Direction> Any picture among the records should be left out, please; retype the rest exactly.

(Collected data)

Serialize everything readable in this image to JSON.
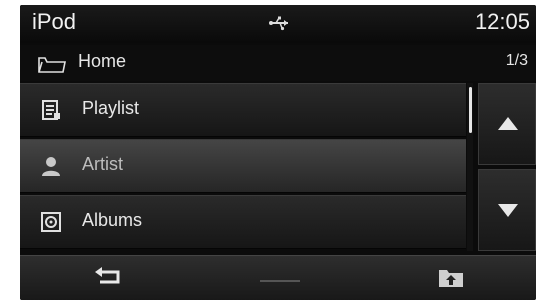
{
  "status": {
    "app_title": "iPod",
    "usb_icon": "usb-icon",
    "clock": "12:05"
  },
  "breadcrumb": {
    "icon": "folder-icon",
    "label": "Home",
    "page": "1/3"
  },
  "list": {
    "items": [
      {
        "label": "Playlist",
        "icon": "playlist-icon",
        "selected": false
      },
      {
        "label": "Artist",
        "icon": "artist-icon",
        "selected": true
      },
      {
        "label": "Albums",
        "icon": "album-icon",
        "selected": false
      }
    ]
  },
  "controls": {
    "up_icon": "arrow-up-icon",
    "down_icon": "arrow-down-icon"
  },
  "bottom": {
    "back_icon": "back-icon",
    "up_folder_icon": "folder-up-icon"
  }
}
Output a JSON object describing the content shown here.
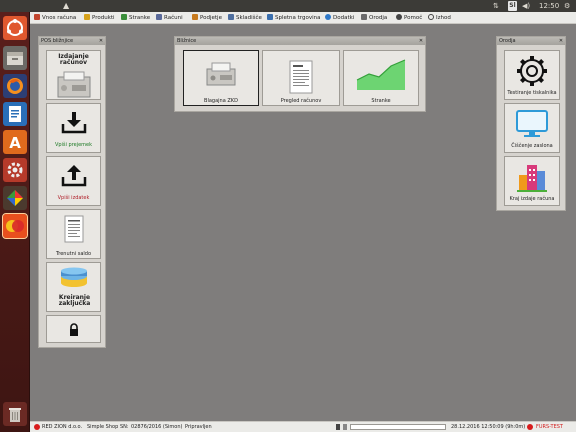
{
  "top_panel": {
    "keyboard_indicator": "Sl",
    "clock": "12:50"
  },
  "menu": [
    {
      "label": "Vnos računa",
      "icon": "receipt-icon",
      "color": "#c2452d"
    },
    {
      "label": "Produkti",
      "icon": "product-icon",
      "color": "#d7a21a"
    },
    {
      "label": "Stranke",
      "icon": "customers-icon",
      "color": "#3a8e3a"
    },
    {
      "label": "Računi",
      "icon": "invoices-icon",
      "color": "#5a6a9a"
    },
    {
      "label": "Podjetje",
      "icon": "company-icon",
      "color": "#c77a1d"
    },
    {
      "label": "Skladišče",
      "icon": "warehouse-icon",
      "color": "#4f6f9f"
    },
    {
      "label": "Spletna trgovina",
      "icon": "cart-icon",
      "color": "#3a6fae"
    },
    {
      "label": "Dodatki",
      "icon": "addons-icon",
      "color": "#2f79c8"
    },
    {
      "label": "Orodja",
      "icon": "tools-icon",
      "color": "#6a6a6a"
    },
    {
      "label": "Pomoč",
      "icon": "help-icon",
      "color": "#444444"
    },
    {
      "label": "Izhod",
      "icon": "exit-icon",
      "color": "#444444"
    }
  ],
  "pos_panel": {
    "title": "POS bližnjice",
    "buttons": [
      {
        "label": "Izdajanje računov",
        "icon": "cash-register-icon",
        "style": "bold"
      },
      {
        "label": "Vpiši prejemek",
        "icon": "download-tray-icon",
        "style": "grn"
      },
      {
        "label": "Vpiši izdatek",
        "icon": "upload-tray-icon",
        "style": "red"
      },
      {
        "label": "Trenutni saldo",
        "icon": "document-icon",
        "style": ""
      },
      {
        "label": "Kreiranje zaključka",
        "icon": "database-icon",
        "style": "bold"
      },
      {
        "label": "",
        "icon": "lock-icon",
        "style": ""
      }
    ]
  },
  "shortcuts_panel": {
    "title": "Bližnice",
    "buttons": [
      {
        "label": "Blagajna ZKD",
        "icon": "register-icon"
      },
      {
        "label": "Pregled računov",
        "icon": "invoice-list-icon"
      },
      {
        "label": "Stranke",
        "icon": "chart-area-icon"
      }
    ]
  },
  "tools_panel": {
    "title": "Orodja",
    "buttons": [
      {
        "label": "Testiranje tiskalnika",
        "icon": "gear-icon"
      },
      {
        "label": "Čiščenje zaslona",
        "icon": "monitor-icon"
      },
      {
        "label": "Kraj izdaje računa",
        "icon": "buildings-icon"
      }
    ]
  },
  "status": {
    "company": "RED ZION d.o.o.",
    "shop": "Simple Shop",
    "sn_label": "SN:",
    "sn": "02876/2016 (Simon)",
    "state": "Pripravljen",
    "datetime": "28.12.2016 12:50:09 (9h:0m)",
    "mode": "FURS-TEST",
    "mode_color": "#d21c1c"
  }
}
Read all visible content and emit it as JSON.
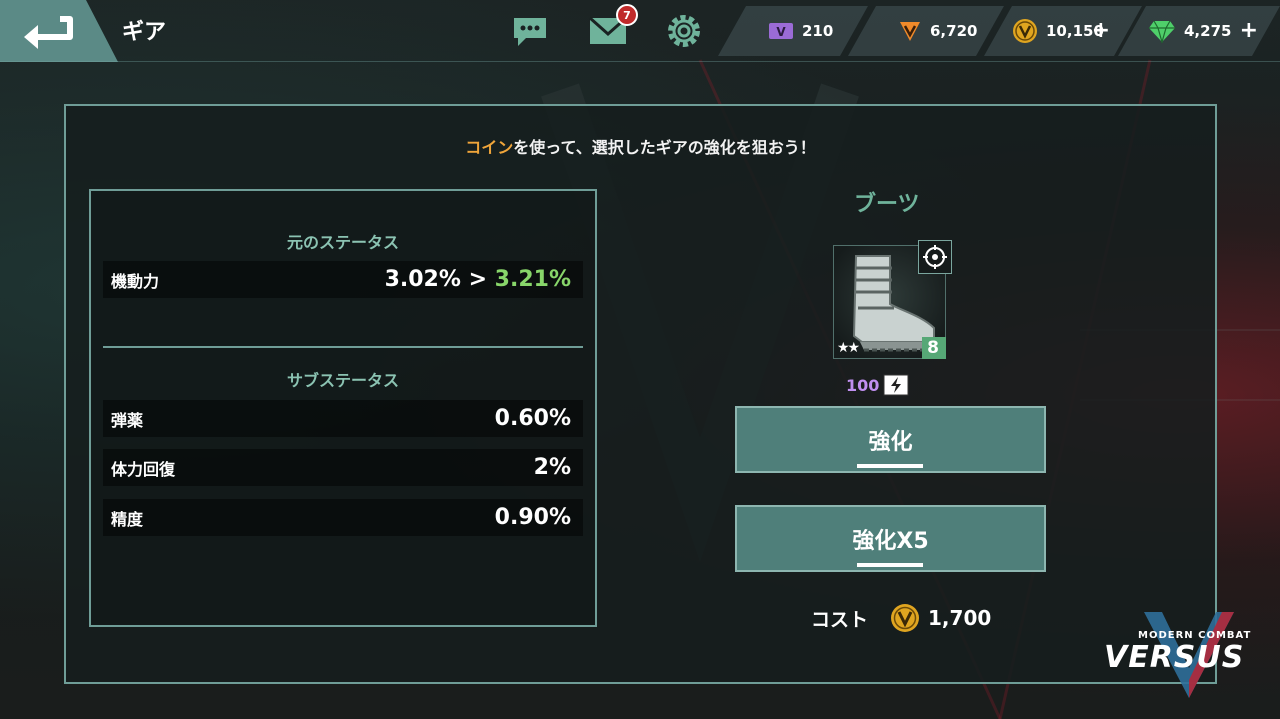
{
  "header": {
    "title": "ギア",
    "mail_badge": "7"
  },
  "currencies": [
    {
      "icon": "ticket-icon",
      "value": "210",
      "color": "#9b6bd6"
    },
    {
      "icon": "v-token-orange-icon",
      "value": "6,720",
      "color": "#f08a2a"
    },
    {
      "icon": "v-coin-gold-icon",
      "value": "10,150",
      "color": "#e0a520",
      "plus": "+"
    },
    {
      "icon": "gem-icon",
      "value": "4,275",
      "color": "#4fcf6a",
      "plus": "+"
    }
  ],
  "panel": {
    "message_highlight": "コイン",
    "message_rest": "を使って、選択したギアの強化を狙おう！"
  },
  "stats": {
    "original_title": "元のステータス",
    "main": {
      "label": "機動力",
      "current": "3.02%",
      "arrow": ">",
      "next": "3.21%"
    },
    "sub_title": "サブステータス",
    "sub": [
      {
        "label": "弾薬",
        "value": "0.60%"
      },
      {
        "label": "体力回復",
        "value": "2%"
      },
      {
        "label": "精度",
        "value": "0.90%"
      }
    ]
  },
  "gear": {
    "name": "ブーツ",
    "stars": "★★",
    "level": "8",
    "upgrade_cost": "100"
  },
  "buttons": {
    "enhance": "強化",
    "enhance_x5": "強化X5"
  },
  "cost": {
    "label": "コスト",
    "value": "1,700"
  },
  "logo": {
    "small": "MODERN COMBAT",
    "big": "VERSUS"
  },
  "colors": {
    "accent": "#6f9d97",
    "highlight_orange": "#f0a53a",
    "stat_increase": "#88d66a",
    "section_title": "#8bc3b2",
    "button": "#4f7f7a"
  }
}
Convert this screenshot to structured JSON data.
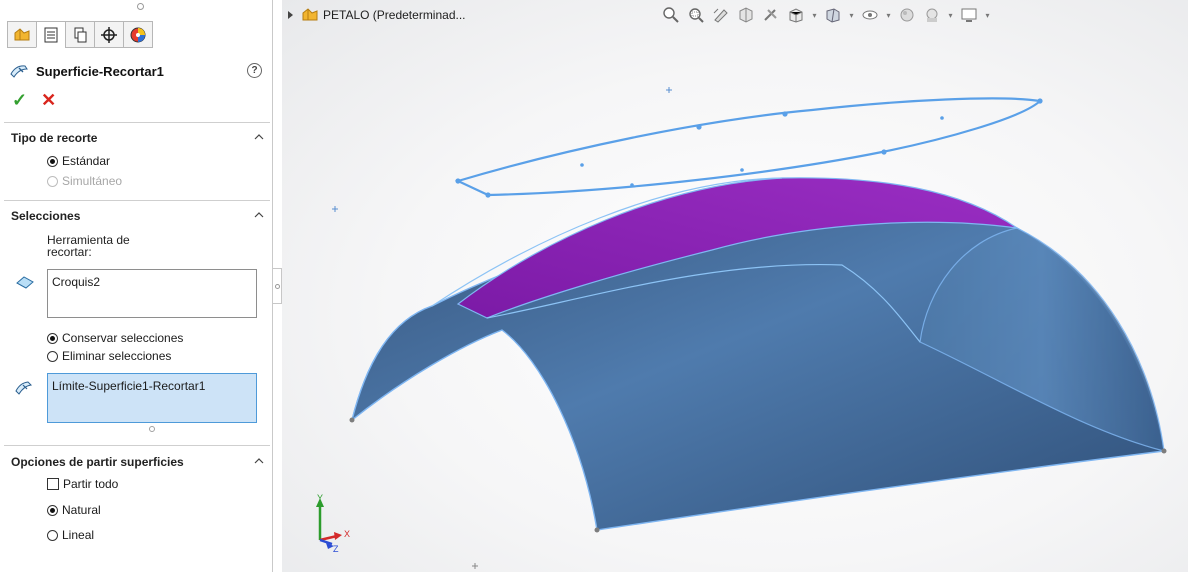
{
  "panel": {
    "tabs": [
      "featuremanager-tab",
      "propertymanager-tab",
      "configurationmanager-tab",
      "dimxpert-tab",
      "displaymanager-tab"
    ],
    "title": "Superficie-Recortar1",
    "help_symbol": "?",
    "ok_symbol": "✓",
    "cancel_symbol": "✕",
    "tipo": {
      "header": "Tipo de recorte",
      "opt1": "Estándar",
      "opt2": "Simultáneo"
    },
    "selecciones": {
      "header": "Selecciones",
      "tool_label_line1": "Herramienta de",
      "tool_label_line2": "recortar:",
      "tool_value": "Croquis2",
      "keep_label": "Conservar selecciones",
      "remove_label": "Eliminar selecciones",
      "faces_value": "Límite-Superficie1-Recortar1"
    },
    "opciones": {
      "header": "Opciones de partir superficies",
      "split_all": "Partir todo",
      "natural": "Natural",
      "lineal": "Lineal"
    }
  },
  "viewport": {
    "tree_root": "PETALO  (Predeterminad...",
    "triad": {
      "x": "X",
      "y": "Y",
      "z": "Z"
    },
    "colors": {
      "surface": "#41699a",
      "trimmed_face": "#8a1bb3",
      "sketch": "#5aa0e8",
      "edge": "#7fb6f2"
    },
    "toolbar_icons": [
      "zoom-to-fit-icon",
      "zoom-to-area-icon",
      "previous-view-icon",
      "section-view-icon",
      "dynamic-annotation-icon",
      "view-orientation-icon",
      "display-style-icon",
      "hide-show-items-icon",
      "edit-appearance-icon",
      "apply-scene-icon",
      "view-settings-icon"
    ]
  }
}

Exercise result>
Serialize everything readable in this image to JSON.
{
  "status": {
    "app_title": "iPod",
    "usb_icon": "usb-icon",
    "clock": "12:05"
  },
  "breadcrumb": {
    "icon": "folder-icon",
    "label": "Home",
    "page": "1/3"
  },
  "list": {
    "items": [
      {
        "label": "Playlist",
        "icon": "playlist-icon",
        "selected": false
      },
      {
        "label": "Artist",
        "icon": "artist-icon",
        "selected": true
      },
      {
        "label": "Albums",
        "icon": "album-icon",
        "selected": false
      }
    ]
  },
  "controls": {
    "up_icon": "arrow-up-icon",
    "down_icon": "arrow-down-icon"
  },
  "bottom": {
    "back_icon": "back-icon",
    "up_folder_icon": "folder-up-icon"
  }
}
Output a JSON object describing the content shown here.
{
  "top_panel": {
    "keyboard_indicator": "Sl",
    "clock": "12:50"
  },
  "menu": [
    {
      "label": "Vnos računa",
      "icon": "receipt-icon",
      "color": "#c2452d"
    },
    {
      "label": "Produkti",
      "icon": "product-icon",
      "color": "#d7a21a"
    },
    {
      "label": "Stranke",
      "icon": "customers-icon",
      "color": "#3a8e3a"
    },
    {
      "label": "Računi",
      "icon": "invoices-icon",
      "color": "#5a6a9a"
    },
    {
      "label": "Podjetje",
      "icon": "company-icon",
      "color": "#c77a1d"
    },
    {
      "label": "Skladišče",
      "icon": "warehouse-icon",
      "color": "#4f6f9f"
    },
    {
      "label": "Spletna trgovina",
      "icon": "cart-icon",
      "color": "#3a6fae"
    },
    {
      "label": "Dodatki",
      "icon": "addons-icon",
      "color": "#2f79c8"
    },
    {
      "label": "Orodja",
      "icon": "tools-icon",
      "color": "#6a6a6a"
    },
    {
      "label": "Pomoč",
      "icon": "help-icon",
      "color": "#444444"
    },
    {
      "label": "Izhod",
      "icon": "exit-icon",
      "color": "#444444"
    }
  ],
  "pos_panel": {
    "title": "POS bližnjice",
    "buttons": [
      {
        "label": "Izdajanje računov",
        "icon": "cash-register-icon",
        "style": "bold"
      },
      {
        "label": "Vpiši prejemek",
        "icon": "download-tray-icon",
        "style": "grn"
      },
      {
        "label": "Vpiši izdatek",
        "icon": "upload-tray-icon",
        "style": "red"
      },
      {
        "label": "Trenutni saldo",
        "icon": "document-icon",
        "style": ""
      },
      {
        "label": "Kreiranje zaključka",
        "icon": "database-icon",
        "style": "bold"
      },
      {
        "label": "",
        "icon": "lock-icon",
        "style": ""
      }
    ]
  },
  "shortcuts_panel": {
    "title": "Bližnice",
    "buttons": [
      {
        "label": "Blagajna ZKD",
        "icon": "register-icon"
      },
      {
        "label": "Pregled računov",
        "icon": "invoice-list-icon"
      },
      {
        "label": "Stranke",
        "icon": "chart-area-icon"
      }
    ]
  },
  "tools_panel": {
    "title": "Orodja",
    "buttons": [
      {
        "label": "Testiranje tiskalnika",
        "icon": "gear-icon"
      },
      {
        "label": "Čiščenje zaslona",
        "icon": "monitor-icon"
      },
      {
        "label": "Kraj izdaje računa",
        "icon": "buildings-icon"
      }
    ]
  },
  "status": {
    "company": "RED ZION d.o.o.",
    "shop": "Simple Shop",
    "sn_label": "SN:",
    "sn": "02876/2016 (Simon)",
    "state": "Pripravljen",
    "datetime": "28.12.2016 12:50:09 (9h:0m)",
    "mode": "FURS-TEST",
    "mode_color": "#d21c1c"
  }
}
Read all visible content and emit it as JSON.
{
  "header": {
    "title": "ギア",
    "mail_badge": "7"
  },
  "currencies": [
    {
      "icon": "ticket-icon",
      "value": "210",
      "color": "#9b6bd6"
    },
    {
      "icon": "v-token-orange-icon",
      "value": "6,720",
      "color": "#f08a2a"
    },
    {
      "icon": "v-coin-gold-icon",
      "value": "10,150",
      "color": "#e0a520",
      "plus": "+"
    },
    {
      "icon": "gem-icon",
      "value": "4,275",
      "color": "#4fcf6a",
      "plus": "+"
    }
  ],
  "panel": {
    "message_highlight": "コイン",
    "message_rest": "を使って、選択したギアの強化を狙おう！"
  },
  "stats": {
    "original_title": "元のステータス",
    "main": {
      "label": "機動力",
      "current": "3.02%",
      "arrow": ">",
      "next": "3.21%"
    },
    "sub_title": "サブステータス",
    "sub": [
      {
        "label": "弾薬",
        "value": "0.60%"
      },
      {
        "label": "体力回復",
        "value": "2%"
      },
      {
        "label": "精度",
        "value": "0.90%"
      }
    ]
  },
  "gear": {
    "name": "ブーツ",
    "stars": "★★",
    "level": "8",
    "upgrade_cost": "100"
  },
  "buttons": {
    "enhance": "強化",
    "enhance_x5": "強化X5"
  },
  "cost": {
    "label": "コスト",
    "value": "1,700"
  },
  "logo": {
    "small": "MODERN COMBAT",
    "big": "VERSUS"
  },
  "colors": {
    "accent": "#6f9d97",
    "highlight_orange": "#f0a53a",
    "stat_increase": "#88d66a",
    "section_title": "#8bc3b2",
    "button": "#4f7f7a"
  }
}
Convert this screenshot to structured JSON data.
{
  "panel": {
    "tabs": [
      "featuremanager-tab",
      "propertymanager-tab",
      "configurationmanager-tab",
      "dimxpert-tab",
      "displaymanager-tab"
    ],
    "title": "Superficie-Recortar1",
    "help_symbol": "?",
    "ok_symbol": "✓",
    "cancel_symbol": "✕",
    "tipo": {
      "header": "Tipo de recorte",
      "opt1": "Estándar",
      "opt2": "Simultáneo"
    },
    "selecciones": {
      "header": "Selecciones",
      "tool_label_line1": "Herramienta de",
      "tool_label_line2": "recortar:",
      "tool_value": "Croquis2",
      "keep_label": "Conservar selecciones",
      "remove_label": "Eliminar selecciones",
      "faces_value": "Límite-Superficie1-Recortar1"
    },
    "opciones": {
      "header": "Opciones de partir superficies",
      "split_all": "Partir todo",
      "natural": "Natural",
      "lineal": "Lineal"
    }
  },
  "viewport": {
    "tree_root": "PETALO  (Predeterminad...",
    "triad": {
      "x": "X",
      "y": "Y",
      "z": "Z"
    },
    "colors": {
      "surface": "#41699a",
      "trimmed_face": "#8a1bb3",
      "sketch": "#5aa0e8",
      "edge": "#7fb6f2"
    },
    "toolbar_icons": [
      "zoom-to-fit-icon",
      "zoom-to-area-icon",
      "previous-view-icon",
      "section-view-icon",
      "dynamic-annotation-icon",
      "view-orientation-icon",
      "display-style-icon",
      "hide-show-items-icon",
      "edit-appearance-icon",
      "apply-scene-icon",
      "view-settings-icon"
    ]
  }
}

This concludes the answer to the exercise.